[MATERIALS PROVIDED start]
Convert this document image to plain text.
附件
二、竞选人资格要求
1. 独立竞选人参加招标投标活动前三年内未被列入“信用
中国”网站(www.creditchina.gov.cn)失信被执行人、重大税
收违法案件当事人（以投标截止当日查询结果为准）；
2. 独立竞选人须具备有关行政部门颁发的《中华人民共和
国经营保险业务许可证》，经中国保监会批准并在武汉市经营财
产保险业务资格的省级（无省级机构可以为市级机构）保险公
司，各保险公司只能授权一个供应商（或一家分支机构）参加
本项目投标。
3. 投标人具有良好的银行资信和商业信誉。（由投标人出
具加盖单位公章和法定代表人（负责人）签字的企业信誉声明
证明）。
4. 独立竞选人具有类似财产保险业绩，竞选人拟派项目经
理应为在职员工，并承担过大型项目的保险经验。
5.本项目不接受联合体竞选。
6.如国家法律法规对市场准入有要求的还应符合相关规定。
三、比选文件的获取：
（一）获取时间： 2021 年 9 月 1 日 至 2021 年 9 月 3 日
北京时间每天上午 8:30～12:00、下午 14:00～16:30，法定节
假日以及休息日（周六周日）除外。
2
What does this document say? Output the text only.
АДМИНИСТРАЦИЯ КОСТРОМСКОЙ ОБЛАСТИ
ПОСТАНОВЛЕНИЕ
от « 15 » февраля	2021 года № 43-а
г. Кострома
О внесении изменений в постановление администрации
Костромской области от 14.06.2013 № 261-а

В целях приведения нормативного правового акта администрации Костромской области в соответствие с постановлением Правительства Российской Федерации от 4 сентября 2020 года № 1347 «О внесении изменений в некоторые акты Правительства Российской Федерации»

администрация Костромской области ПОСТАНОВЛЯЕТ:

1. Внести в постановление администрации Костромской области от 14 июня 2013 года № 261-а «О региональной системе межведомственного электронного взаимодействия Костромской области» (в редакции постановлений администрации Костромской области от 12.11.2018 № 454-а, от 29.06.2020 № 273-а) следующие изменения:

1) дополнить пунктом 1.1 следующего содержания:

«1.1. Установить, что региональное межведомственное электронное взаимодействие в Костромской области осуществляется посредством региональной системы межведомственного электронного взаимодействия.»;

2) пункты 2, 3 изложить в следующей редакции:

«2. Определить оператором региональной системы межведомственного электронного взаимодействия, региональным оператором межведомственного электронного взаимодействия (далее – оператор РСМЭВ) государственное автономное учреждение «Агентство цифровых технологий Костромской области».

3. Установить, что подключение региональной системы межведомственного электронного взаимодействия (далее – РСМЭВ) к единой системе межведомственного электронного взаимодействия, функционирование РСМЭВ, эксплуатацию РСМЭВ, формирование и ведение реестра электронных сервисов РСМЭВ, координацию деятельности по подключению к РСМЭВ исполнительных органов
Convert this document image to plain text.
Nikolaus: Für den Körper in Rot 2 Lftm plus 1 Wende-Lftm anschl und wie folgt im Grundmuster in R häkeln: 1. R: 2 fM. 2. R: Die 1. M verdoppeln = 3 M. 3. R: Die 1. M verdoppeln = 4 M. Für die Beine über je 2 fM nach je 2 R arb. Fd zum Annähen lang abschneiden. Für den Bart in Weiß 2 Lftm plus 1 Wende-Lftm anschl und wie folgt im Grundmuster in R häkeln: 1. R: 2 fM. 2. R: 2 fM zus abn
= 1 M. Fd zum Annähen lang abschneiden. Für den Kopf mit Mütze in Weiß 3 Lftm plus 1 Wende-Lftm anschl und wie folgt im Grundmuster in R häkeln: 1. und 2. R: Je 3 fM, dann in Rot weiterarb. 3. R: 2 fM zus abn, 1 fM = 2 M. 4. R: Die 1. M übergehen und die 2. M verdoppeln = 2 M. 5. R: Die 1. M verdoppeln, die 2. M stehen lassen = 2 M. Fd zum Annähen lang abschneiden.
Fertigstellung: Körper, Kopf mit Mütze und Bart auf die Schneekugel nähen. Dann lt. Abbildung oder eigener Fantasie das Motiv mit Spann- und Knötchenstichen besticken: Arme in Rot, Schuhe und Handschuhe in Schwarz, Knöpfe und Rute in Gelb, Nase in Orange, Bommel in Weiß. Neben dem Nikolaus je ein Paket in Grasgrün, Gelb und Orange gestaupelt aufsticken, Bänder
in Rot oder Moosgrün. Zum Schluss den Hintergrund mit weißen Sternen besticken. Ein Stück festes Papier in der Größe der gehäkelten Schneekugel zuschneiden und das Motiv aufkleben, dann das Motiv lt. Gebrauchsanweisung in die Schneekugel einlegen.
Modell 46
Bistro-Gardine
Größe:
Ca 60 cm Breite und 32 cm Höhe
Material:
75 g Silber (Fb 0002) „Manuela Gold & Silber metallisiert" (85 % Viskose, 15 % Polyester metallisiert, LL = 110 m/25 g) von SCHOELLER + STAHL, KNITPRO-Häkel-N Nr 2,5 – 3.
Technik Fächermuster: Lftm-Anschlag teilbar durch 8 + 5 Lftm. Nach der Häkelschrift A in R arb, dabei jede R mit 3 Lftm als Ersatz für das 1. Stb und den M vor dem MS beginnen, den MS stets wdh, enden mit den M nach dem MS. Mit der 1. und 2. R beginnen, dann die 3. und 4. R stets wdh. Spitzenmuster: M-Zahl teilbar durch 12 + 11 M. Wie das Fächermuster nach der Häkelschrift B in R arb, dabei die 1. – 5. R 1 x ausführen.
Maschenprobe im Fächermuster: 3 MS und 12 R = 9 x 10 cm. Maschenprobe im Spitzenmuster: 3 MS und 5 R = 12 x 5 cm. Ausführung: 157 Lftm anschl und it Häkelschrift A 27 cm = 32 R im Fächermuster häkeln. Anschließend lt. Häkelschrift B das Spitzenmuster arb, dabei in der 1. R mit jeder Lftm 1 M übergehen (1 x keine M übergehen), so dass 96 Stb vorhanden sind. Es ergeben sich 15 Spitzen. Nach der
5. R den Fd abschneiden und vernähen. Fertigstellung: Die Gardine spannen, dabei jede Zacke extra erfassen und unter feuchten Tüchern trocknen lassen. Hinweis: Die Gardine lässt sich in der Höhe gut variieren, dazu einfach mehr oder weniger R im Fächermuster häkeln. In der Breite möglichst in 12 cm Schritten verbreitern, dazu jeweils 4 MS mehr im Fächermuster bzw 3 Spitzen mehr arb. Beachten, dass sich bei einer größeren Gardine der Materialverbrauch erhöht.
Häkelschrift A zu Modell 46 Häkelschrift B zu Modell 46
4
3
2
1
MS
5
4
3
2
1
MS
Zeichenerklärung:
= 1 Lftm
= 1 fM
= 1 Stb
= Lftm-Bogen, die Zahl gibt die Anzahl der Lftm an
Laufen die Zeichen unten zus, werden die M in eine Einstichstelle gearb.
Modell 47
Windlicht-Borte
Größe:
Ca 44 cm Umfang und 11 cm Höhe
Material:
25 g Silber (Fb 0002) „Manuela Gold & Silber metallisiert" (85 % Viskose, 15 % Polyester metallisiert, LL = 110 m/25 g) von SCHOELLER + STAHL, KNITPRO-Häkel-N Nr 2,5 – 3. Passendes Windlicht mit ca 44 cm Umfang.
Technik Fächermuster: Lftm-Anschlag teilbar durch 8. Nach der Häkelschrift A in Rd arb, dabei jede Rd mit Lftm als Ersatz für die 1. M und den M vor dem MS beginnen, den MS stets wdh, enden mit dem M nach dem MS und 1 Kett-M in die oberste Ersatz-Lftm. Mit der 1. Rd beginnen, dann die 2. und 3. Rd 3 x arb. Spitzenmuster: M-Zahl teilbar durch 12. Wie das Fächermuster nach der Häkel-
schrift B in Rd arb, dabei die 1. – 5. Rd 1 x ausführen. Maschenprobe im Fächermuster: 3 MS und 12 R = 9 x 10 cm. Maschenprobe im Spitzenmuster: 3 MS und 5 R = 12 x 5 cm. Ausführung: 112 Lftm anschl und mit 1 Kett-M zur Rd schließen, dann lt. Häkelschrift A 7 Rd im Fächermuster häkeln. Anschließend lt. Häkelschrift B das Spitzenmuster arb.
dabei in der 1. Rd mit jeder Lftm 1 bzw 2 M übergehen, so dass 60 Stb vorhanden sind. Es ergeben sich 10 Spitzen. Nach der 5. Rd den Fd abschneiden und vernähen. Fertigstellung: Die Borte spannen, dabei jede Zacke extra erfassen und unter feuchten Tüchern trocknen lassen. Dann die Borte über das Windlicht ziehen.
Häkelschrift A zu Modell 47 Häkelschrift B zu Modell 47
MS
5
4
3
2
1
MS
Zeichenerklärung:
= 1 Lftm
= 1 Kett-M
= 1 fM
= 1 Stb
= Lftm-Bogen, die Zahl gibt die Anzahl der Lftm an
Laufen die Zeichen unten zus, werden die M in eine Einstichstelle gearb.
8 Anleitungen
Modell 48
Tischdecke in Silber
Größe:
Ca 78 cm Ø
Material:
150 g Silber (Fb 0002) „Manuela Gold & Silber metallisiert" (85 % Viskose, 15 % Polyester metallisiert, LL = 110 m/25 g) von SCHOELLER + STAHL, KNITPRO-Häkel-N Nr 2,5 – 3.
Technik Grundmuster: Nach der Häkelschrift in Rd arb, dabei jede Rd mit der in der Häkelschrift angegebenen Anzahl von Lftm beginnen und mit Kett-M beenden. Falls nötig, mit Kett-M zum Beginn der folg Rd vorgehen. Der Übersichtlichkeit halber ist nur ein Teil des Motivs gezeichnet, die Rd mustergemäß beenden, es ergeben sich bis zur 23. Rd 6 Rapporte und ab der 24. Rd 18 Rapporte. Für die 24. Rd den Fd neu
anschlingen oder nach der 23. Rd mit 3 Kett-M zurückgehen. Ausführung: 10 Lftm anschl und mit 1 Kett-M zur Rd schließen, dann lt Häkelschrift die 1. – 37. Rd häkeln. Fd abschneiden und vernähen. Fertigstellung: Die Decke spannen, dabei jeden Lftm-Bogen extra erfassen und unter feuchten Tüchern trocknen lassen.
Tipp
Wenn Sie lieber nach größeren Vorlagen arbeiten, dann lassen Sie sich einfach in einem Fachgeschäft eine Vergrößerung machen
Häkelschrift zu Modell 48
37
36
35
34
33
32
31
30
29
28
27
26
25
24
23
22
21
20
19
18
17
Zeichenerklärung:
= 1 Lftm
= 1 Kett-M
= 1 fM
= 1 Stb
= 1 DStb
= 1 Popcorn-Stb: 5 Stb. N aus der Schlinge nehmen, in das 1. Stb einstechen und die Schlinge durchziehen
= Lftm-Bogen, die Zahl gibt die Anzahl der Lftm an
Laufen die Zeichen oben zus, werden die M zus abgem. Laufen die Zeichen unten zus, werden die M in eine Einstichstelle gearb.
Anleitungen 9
[MATERIALS PROVIDED end]
§ **WHAT THE TASK REQUIRES**: Look through the listing and extract every line with "редакции" in it.

§ **PROBLEM SOLUTION**:
1. Внести в постановление администрации Костромской области от 14 июня 2013 года № 261-а «О региональной системе межведомственного электронного взаимодействия Костромской области» (в редакции постановлений администрации Костромской области от 12.11.2018 № 454-а, от 29.06.2020 № 273-а) следующие изменения:
2) пункты 2, 3 изложить в следующей редакции:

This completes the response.